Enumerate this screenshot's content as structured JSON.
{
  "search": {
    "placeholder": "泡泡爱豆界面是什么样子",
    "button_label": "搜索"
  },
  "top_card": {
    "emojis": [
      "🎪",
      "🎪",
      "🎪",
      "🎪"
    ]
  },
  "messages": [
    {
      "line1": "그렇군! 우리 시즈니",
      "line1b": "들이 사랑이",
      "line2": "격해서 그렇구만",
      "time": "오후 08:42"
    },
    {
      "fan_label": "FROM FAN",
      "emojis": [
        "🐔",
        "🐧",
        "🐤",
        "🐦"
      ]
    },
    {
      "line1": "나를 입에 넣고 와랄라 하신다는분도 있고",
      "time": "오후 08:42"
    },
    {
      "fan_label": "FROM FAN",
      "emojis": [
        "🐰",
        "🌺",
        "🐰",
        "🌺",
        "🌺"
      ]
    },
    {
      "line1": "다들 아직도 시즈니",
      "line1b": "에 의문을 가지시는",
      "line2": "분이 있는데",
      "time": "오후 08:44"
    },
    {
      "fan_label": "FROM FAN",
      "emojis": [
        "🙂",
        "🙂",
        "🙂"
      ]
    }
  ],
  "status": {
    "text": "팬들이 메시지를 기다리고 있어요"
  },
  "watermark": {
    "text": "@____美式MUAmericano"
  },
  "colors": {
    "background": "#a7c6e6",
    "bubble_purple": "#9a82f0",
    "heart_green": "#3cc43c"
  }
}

--

-- Work to be completed --
The records above should be duplicated in full, exactly as given.

-- Task response --
Enumerate this screenshot's content as structured JSON.
{
  "search": {
    "placeholder": "泡泡爱豆界面是什么样子",
    "button_label": "搜索"
  },
  "top_card": {
    "emojis": [
      "🎪",
      "🎪",
      "🎪",
      "🎪"
    ]
  },
  "messages": [
    {
      "line1": "그렇군! 우리 시즈니",
      "line1b": "들이 사랑이",
      "line2": "격해서 그렇구만",
      "time": "오후 08:42"
    },
    {
      "fan_label": "FROM FAN",
      "emojis": [
        "🐔",
        "🐧",
        "🐤",
        "🐦"
      ]
    },
    {
      "line1": "나를 입에 넣고 와랄라 하신다는분도 있고",
      "time": "오후 08:42"
    },
    {
      "fan_label": "FROM FAN",
      "emojis": [
        "🐰",
        "🌺",
        "🐰",
        "🌺",
        "🌺"
      ]
    },
    {
      "line1": "다들 아직도 시즈니",
      "line1b": "에 의문을 가지시는",
      "line2": "분이 있는데",
      "time": "오후 08:44"
    },
    {
      "fan_label": "FROM FAN",
      "emojis": [
        "🙂",
        "🙂",
        "🙂"
      ]
    }
  ],
  "status": {
    "text": "팬들이 메시지를 기다리고 있어요"
  },
  "watermark": {
    "text": "@____美式MUAmericano"
  },
  "colors": {
    "background": "#a7c6e6",
    "bubble_purple": "#9a82f0",
    "heart_green": "#3cc43c"
  }
}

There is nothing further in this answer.